[DATA TO PROCESS]:
>> start

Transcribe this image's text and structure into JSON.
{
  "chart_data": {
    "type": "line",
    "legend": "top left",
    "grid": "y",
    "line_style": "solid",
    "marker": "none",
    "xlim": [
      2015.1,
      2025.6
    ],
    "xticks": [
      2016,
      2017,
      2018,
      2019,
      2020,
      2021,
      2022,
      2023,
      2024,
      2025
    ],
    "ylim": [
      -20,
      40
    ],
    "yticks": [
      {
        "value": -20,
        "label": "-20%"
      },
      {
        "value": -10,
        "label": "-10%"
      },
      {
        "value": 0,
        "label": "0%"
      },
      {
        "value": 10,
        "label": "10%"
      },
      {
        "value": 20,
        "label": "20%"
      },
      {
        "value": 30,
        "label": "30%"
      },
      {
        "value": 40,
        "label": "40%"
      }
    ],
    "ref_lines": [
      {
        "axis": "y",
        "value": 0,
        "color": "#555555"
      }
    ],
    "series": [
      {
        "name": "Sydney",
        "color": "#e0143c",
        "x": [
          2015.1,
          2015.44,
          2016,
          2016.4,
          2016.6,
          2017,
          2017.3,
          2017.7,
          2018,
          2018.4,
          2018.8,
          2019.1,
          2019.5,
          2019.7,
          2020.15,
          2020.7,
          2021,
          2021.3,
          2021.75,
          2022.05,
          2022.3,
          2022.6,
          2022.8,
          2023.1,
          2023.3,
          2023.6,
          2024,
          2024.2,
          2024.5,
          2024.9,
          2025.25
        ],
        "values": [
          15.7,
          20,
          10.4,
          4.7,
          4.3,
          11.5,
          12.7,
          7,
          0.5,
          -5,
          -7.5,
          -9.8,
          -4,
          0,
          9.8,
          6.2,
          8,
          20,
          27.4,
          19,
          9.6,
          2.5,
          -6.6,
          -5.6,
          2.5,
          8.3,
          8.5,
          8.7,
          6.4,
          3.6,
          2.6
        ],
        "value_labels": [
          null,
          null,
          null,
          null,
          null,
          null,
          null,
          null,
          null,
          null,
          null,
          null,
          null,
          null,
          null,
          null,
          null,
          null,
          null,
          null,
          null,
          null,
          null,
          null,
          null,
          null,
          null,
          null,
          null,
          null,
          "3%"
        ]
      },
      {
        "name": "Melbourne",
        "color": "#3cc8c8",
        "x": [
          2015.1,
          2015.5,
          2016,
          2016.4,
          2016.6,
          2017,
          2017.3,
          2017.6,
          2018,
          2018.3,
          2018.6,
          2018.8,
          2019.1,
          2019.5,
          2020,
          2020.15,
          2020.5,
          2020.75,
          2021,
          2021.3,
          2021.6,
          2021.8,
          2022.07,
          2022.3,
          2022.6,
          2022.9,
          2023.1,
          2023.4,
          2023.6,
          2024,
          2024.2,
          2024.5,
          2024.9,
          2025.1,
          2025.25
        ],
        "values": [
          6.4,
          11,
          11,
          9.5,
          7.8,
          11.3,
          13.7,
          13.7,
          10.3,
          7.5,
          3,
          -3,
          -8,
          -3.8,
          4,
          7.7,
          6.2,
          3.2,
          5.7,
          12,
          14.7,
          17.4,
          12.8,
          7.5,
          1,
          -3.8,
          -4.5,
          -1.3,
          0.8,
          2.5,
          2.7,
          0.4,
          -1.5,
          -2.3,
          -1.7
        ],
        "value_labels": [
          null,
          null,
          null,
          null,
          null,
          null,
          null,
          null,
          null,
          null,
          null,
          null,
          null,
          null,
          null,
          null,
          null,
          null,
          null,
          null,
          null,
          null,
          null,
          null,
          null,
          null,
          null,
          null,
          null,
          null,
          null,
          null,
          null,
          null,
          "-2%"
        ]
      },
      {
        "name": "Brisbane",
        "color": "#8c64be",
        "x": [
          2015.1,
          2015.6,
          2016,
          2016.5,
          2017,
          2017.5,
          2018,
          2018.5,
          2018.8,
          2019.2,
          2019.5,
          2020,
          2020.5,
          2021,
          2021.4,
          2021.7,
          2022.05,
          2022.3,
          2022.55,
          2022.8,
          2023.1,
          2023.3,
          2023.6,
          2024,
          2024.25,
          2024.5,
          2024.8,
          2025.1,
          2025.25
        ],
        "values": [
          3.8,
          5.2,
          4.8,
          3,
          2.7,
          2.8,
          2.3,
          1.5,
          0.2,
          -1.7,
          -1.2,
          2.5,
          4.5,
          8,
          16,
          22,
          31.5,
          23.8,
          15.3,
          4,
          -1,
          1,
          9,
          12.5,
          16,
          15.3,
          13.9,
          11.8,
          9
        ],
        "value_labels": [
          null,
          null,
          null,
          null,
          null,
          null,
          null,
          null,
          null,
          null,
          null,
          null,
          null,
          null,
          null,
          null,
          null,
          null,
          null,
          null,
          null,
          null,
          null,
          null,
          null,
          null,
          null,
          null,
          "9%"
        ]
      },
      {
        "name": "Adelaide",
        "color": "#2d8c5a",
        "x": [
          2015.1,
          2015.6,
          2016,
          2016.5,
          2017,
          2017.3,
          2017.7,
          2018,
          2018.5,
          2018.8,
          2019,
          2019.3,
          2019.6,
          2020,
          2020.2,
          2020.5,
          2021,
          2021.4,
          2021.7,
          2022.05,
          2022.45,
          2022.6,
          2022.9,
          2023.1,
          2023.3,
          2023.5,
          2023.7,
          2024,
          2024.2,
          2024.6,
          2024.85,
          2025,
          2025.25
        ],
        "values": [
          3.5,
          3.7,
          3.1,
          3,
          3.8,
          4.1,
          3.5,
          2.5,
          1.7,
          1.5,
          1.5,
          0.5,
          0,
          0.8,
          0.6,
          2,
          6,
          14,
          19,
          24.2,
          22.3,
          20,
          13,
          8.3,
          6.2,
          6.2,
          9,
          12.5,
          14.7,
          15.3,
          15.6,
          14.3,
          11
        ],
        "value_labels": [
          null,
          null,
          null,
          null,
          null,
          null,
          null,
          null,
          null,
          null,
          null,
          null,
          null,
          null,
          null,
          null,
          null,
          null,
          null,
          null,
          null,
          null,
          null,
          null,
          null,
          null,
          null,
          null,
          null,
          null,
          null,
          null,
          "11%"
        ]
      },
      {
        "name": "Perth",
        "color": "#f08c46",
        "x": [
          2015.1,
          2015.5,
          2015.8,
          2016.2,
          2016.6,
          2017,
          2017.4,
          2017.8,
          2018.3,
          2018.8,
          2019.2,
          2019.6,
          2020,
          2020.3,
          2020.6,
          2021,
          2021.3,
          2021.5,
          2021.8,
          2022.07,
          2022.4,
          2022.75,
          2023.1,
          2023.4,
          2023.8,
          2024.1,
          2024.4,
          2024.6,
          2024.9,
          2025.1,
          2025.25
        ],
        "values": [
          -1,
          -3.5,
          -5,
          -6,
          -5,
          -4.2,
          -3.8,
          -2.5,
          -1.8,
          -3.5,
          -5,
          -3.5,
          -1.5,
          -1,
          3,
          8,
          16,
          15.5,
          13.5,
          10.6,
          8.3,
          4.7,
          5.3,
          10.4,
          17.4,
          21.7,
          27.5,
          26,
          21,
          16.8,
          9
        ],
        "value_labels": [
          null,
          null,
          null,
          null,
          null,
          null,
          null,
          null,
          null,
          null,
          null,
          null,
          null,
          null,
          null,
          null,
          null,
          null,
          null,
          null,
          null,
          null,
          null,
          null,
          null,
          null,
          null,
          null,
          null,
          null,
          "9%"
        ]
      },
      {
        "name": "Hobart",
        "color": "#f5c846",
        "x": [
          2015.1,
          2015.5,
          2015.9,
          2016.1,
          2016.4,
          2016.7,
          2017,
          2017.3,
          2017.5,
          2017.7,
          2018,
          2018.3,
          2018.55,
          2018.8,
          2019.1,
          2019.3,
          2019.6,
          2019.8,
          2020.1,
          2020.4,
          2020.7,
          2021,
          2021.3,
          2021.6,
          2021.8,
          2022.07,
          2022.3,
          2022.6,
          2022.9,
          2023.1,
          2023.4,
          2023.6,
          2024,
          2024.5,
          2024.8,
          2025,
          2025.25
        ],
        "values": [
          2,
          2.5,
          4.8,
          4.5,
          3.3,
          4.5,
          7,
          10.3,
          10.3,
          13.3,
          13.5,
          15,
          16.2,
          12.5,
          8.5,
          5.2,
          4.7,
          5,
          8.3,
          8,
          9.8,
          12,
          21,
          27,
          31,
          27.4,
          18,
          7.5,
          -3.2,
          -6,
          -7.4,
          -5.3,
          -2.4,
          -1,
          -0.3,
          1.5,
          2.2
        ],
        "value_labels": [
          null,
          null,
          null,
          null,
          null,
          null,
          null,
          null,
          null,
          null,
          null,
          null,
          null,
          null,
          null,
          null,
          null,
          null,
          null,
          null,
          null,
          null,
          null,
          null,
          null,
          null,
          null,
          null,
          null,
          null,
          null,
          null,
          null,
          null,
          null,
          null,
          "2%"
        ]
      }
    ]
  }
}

>> end

[PROBLEM REQUIREMENTS]: Determine the number of lines in these entries that contain the word "color", and write only that number.

[SOLUTION FOR THIS TASK]: 7